__What needs to be done__
Without including any images, reproduce each entry exactly.

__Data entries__

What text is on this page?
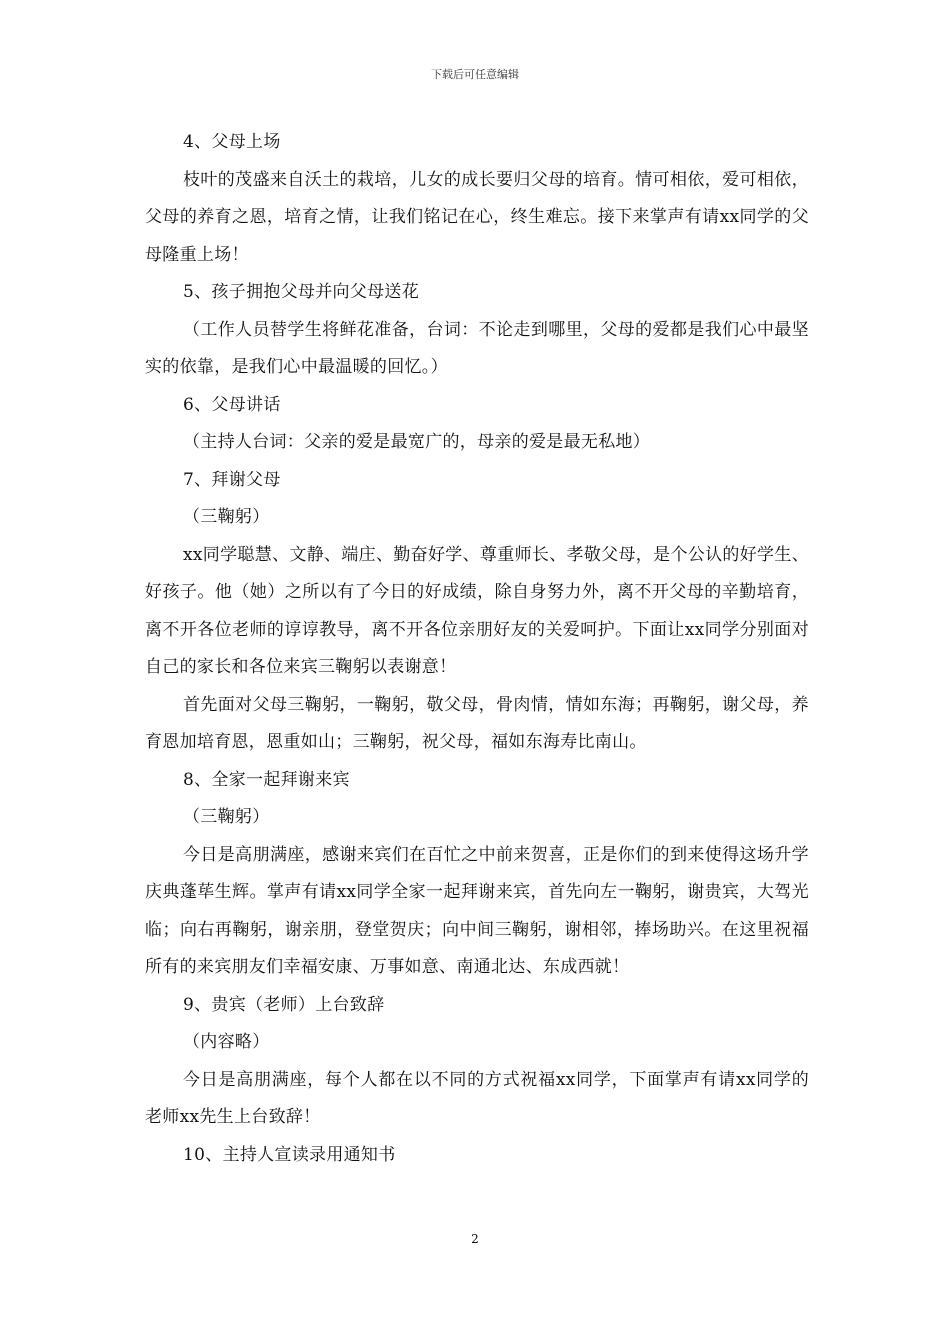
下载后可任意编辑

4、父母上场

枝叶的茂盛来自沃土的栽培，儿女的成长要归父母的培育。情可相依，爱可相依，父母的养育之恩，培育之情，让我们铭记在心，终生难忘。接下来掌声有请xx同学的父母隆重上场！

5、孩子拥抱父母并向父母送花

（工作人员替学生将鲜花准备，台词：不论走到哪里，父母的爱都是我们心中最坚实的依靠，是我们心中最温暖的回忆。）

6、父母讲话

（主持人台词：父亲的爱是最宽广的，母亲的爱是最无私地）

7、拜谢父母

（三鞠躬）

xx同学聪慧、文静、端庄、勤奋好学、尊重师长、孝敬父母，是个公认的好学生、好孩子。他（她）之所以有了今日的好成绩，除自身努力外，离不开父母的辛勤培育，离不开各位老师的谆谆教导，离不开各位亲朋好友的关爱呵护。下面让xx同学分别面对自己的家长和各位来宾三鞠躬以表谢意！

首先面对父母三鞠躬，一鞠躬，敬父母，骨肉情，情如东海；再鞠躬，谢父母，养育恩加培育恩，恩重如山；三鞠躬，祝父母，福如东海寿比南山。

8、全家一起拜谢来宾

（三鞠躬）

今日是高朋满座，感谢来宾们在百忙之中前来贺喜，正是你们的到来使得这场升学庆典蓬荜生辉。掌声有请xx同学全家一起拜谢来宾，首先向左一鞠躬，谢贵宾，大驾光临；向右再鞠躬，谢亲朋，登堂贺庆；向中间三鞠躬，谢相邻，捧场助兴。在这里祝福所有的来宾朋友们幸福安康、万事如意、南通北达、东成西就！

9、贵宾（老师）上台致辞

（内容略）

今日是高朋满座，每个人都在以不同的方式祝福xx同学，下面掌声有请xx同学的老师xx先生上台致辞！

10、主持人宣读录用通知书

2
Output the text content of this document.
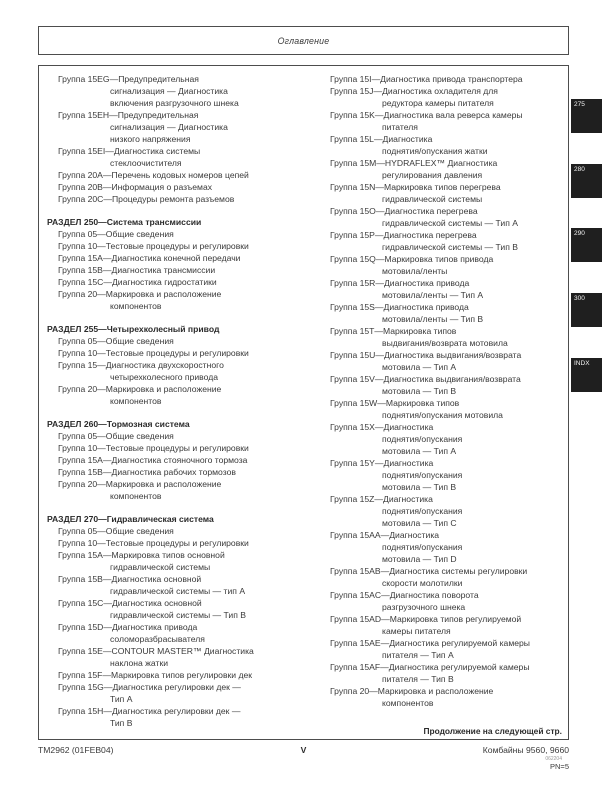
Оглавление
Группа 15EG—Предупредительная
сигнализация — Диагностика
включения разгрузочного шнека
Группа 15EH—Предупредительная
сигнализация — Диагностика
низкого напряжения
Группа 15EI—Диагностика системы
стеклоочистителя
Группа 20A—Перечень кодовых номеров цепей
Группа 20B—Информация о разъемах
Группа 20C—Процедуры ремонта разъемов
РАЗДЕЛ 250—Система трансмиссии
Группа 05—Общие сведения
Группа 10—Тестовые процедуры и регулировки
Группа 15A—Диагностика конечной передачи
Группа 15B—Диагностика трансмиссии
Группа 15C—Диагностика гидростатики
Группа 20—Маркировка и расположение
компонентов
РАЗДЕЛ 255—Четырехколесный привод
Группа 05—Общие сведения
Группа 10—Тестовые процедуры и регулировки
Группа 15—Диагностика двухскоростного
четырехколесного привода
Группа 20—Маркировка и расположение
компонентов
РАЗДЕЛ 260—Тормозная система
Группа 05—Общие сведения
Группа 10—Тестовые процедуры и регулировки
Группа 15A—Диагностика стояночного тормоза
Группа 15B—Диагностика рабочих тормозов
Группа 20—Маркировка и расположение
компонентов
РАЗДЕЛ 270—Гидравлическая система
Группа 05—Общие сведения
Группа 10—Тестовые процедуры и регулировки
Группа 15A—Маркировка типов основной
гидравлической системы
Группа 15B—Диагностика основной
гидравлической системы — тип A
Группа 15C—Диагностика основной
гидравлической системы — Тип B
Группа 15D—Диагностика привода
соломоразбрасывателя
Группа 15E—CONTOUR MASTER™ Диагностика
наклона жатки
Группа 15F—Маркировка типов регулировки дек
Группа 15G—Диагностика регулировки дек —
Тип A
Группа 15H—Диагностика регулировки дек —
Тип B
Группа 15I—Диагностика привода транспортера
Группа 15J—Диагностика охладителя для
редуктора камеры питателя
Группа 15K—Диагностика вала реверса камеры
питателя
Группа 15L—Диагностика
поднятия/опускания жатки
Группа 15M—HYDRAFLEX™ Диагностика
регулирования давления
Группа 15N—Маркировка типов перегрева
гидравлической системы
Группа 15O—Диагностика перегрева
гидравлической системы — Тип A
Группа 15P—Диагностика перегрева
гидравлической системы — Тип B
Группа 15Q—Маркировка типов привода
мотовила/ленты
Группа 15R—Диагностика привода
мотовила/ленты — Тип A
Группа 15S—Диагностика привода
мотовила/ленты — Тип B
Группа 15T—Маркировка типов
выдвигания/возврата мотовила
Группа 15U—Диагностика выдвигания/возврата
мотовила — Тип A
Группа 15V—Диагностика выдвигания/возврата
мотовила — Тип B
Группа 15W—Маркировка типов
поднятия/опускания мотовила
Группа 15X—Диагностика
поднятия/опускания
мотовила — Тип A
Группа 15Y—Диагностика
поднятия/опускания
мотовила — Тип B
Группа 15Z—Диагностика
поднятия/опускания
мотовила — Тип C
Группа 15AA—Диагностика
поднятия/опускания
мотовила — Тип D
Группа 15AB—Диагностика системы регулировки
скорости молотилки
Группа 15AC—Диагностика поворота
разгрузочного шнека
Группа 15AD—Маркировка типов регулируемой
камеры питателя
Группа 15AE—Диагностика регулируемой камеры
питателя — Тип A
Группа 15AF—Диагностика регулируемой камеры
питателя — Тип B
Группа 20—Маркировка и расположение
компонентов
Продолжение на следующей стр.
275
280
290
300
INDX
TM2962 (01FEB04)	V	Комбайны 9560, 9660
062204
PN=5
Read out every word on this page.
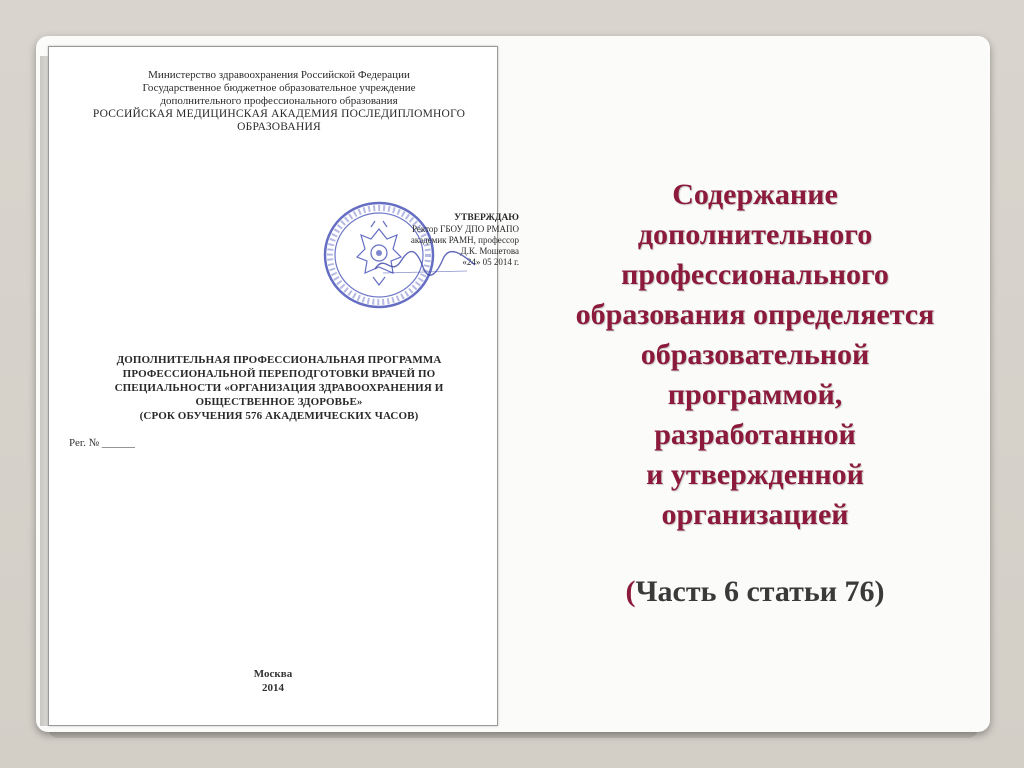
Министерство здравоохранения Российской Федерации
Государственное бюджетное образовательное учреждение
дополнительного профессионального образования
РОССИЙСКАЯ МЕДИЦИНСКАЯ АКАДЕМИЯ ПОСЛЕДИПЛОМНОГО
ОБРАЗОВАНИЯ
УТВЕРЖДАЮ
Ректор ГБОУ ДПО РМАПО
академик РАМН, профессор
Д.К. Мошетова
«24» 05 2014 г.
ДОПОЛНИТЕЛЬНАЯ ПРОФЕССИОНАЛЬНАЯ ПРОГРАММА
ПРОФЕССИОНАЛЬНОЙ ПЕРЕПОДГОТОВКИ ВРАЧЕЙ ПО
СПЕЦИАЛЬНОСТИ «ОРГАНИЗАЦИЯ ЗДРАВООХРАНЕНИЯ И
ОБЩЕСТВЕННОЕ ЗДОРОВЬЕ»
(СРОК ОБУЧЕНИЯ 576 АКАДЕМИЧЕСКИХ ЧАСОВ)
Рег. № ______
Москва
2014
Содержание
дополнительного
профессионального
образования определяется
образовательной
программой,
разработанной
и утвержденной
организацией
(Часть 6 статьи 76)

__Response__
What text is on this page?
下载后可任意编辑

4、父母上场

枝叶的茂盛来自沃土的栽培，儿女的成长要归父母的培育。情可相依，爱可相依，父母的养育之恩，培育之情，让我们铭记在心，终生难忘。接下来掌声有请xx同学的父母隆重上场！

5、孩子拥抱父母并向父母送花

（工作人员替学生将鲜花准备，台词：不论走到哪里，父母的爱都是我们心中最坚实的依靠，是我们心中最温暖的回忆。）

6、父母讲话

（主持人台词：父亲的爱是最宽广的，母亲的爱是最无私地）

7、拜谢父母

（三鞠躬）

xx同学聪慧、文静、端庄、勤奋好学、尊重师长、孝敬父母，是个公认的好学生、好孩子。他（她）之所以有了今日的好成绩，除自身努力外，离不开父母的辛勤培育，离不开各位老师的谆谆教导，离不开各位亲朋好友的关爱呵护。下面让xx同学分别面对自己的家长和各位来宾三鞠躬以表谢意！

首先面对父母三鞠躬，一鞠躬，敬父母，骨肉情，情如东海；再鞠躬，谢父母，养育恩加培育恩，恩重如山；三鞠躬，祝父母，福如东海寿比南山。

8、全家一起拜谢来宾

（三鞠躬）

今日是高朋满座，感谢来宾们在百忙之中前来贺喜，正是你们的到来使得这场升学庆典蓬荜生辉。掌声有请xx同学全家一起拜谢来宾，首先向左一鞠躬，谢贵宾，大驾光临；向右再鞠躬，谢亲朋，登堂贺庆；向中间三鞠躬，谢相邻，捧场助兴。在这里祝福所有的来宾朋友们幸福安康、万事如意、南通北达、东成西就！

9、贵宾（老师）上台致辞

（内容略）

今日是高朋满座，每个人都在以不同的方式祝福xx同学，下面掌声有请xx同学的老师xx先生上台致辞！

10、主持人宣读录用通知书

2
Output the text content of this document.
Оглавление
Группа 15EG—Предупредительная
сигнализация — Диагностика
включения разгрузочного шнека
Группа 15EH—Предупредительная
сигнализация — Диагностика
низкого напряжения
Группа 15EI—Диагностика системы
стеклоочистителя
Группа 20A—Перечень кодовых номеров цепей
Группа 20B—Информация о разъемах
Группа 20C—Процедуры ремонта разъемов
РАЗДЕЛ 250—Система трансмиссии
Группа 05—Общие сведения
Группа 10—Тестовые процедуры и регулировки
Группа 15A—Диагностика конечной передачи
Группа 15B—Диагностика трансмиссии
Группа 15C—Диагностика гидростатики
Группа 20—Маркировка и расположение
компонентов
РАЗДЕЛ 255—Четырехколесный привод
Группа 05—Общие сведения
Группа 10—Тестовые процедуры и регулировки
Группа 15—Диагностика двухскоростного
четырехколесного привода
Группа 20—Маркировка и расположение
компонентов
РАЗДЕЛ 260—Тормозная система
Группа 05—Общие сведения
Группа 10—Тестовые процедуры и регулировки
Группа 15A—Диагностика стояночного тормоза
Группа 15B—Диагностика рабочих тормозов
Группа 20—Маркировка и расположение
компонентов
РАЗДЕЛ 270—Гидравлическая система
Группа 05—Общие сведения
Группа 10—Тестовые процедуры и регулировки
Группа 15A—Маркировка типов основной
гидравлической системы
Группа 15B—Диагностика основной
гидравлической системы — тип A
Группа 15C—Диагностика основной
гидравлической системы — Тип B
Группа 15D—Диагностика привода
соломоразбрасывателя
Группа 15E—CONTOUR MASTER™ Диагностика
наклона жатки
Группа 15F—Маркировка типов регулировки дек
Группа 15G—Диагностика регулировки дек —
Тип A
Группа 15H—Диагностика регулировки дек —
Тип B
Группа 15I—Диагностика привода транспортера
Группа 15J—Диагностика охладителя для
редуктора камеры питателя
Группа 15K—Диагностика вала реверса камеры
питателя
Группа 15L—Диагностика
поднятия/опускания жатки
Группа 15M—HYDRAFLEX™ Диагностика
регулирования давления
Группа 15N—Маркировка типов перегрева
гидравлической системы
Группа 15O—Диагностика перегрева
гидравлической системы — Тип A
Группа 15P—Диагностика перегрева
гидравлической системы — Тип B
Группа 15Q—Маркировка типов привода
мотовила/ленты
Группа 15R—Диагностика привода
мотовила/ленты — Тип A
Группа 15S—Диагностика привода
мотовила/ленты — Тип B
Группа 15T—Маркировка типов
выдвигания/возврата мотовила
Группа 15U—Диагностика выдвигания/возврата
мотовила — Тип A
Группа 15V—Диагностика выдвигания/возврата
мотовила — Тип B
Группа 15W—Маркировка типов
поднятия/опускания мотовила
Группа 15X—Диагностика
поднятия/опускания
мотовила — Тип A
Группа 15Y—Диагностика
поднятия/опускания
мотовила — Тип B
Группа 15Z—Диагностика
поднятия/опускания
мотовила — Тип C
Группа 15AA—Диагностика
поднятия/опускания
мотовила — Тип D
Группа 15AB—Диагностика системы регулировки
скорости молотилки
Группа 15AC—Диагностика поворота
разгрузочного шнека
Группа 15AD—Маркировка типов регулируемой
камеры питателя
Группа 15AE—Диагностика регулируемой камеры
питателя — Тип A
Группа 15AF—Диагностика регулируемой камеры
питателя — Тип B
Группа 20—Маркировка и расположение
компонентов
Продолжение на следующей стр.
275
280
290
300
INDX
TM2962 (01FEB04)	V	Комбайны 9560, 9660
062204
PN=5
Read out every word on this page.
Министерство здравоохранения Российской Федерации
Государственное бюджетное образовательное учреждение
дополнительного профессионального образования
РОССИЙСКАЯ МЕДИЦИНСКАЯ АКАДЕМИЯ ПОСЛЕДИПЛОМНОГО
ОБРАЗОВАНИЯ
УТВЕРЖДАЮ
Ректор ГБОУ ДПО РМАПО
академик РАМН, профессор
Д.К. Мошетова
«24» 05 2014 г.
ДОПОЛНИТЕЛЬНАЯ ПРОФЕССИОНАЛЬНАЯ ПРОГРАММА
ПРОФЕССИОНАЛЬНОЙ ПЕРЕПОДГОТОВКИ ВРАЧЕЙ ПО
СПЕЦИАЛЬНОСТИ «ОРГАНИЗАЦИЯ ЗДРАВООХРАНЕНИЯ И
ОБЩЕСТВЕННОЕ ЗДОРОВЬЕ»
(СРОК ОБУЧЕНИЯ 576 АКАДЕМИЧЕСКИХ ЧАСОВ)
Рег. № ______
Москва
2014
Содержание
дополнительного
профессионального
образования определяется
образовательной
программой,
разработанной
и утвержденной
организацией
(Часть 6 статьи 76)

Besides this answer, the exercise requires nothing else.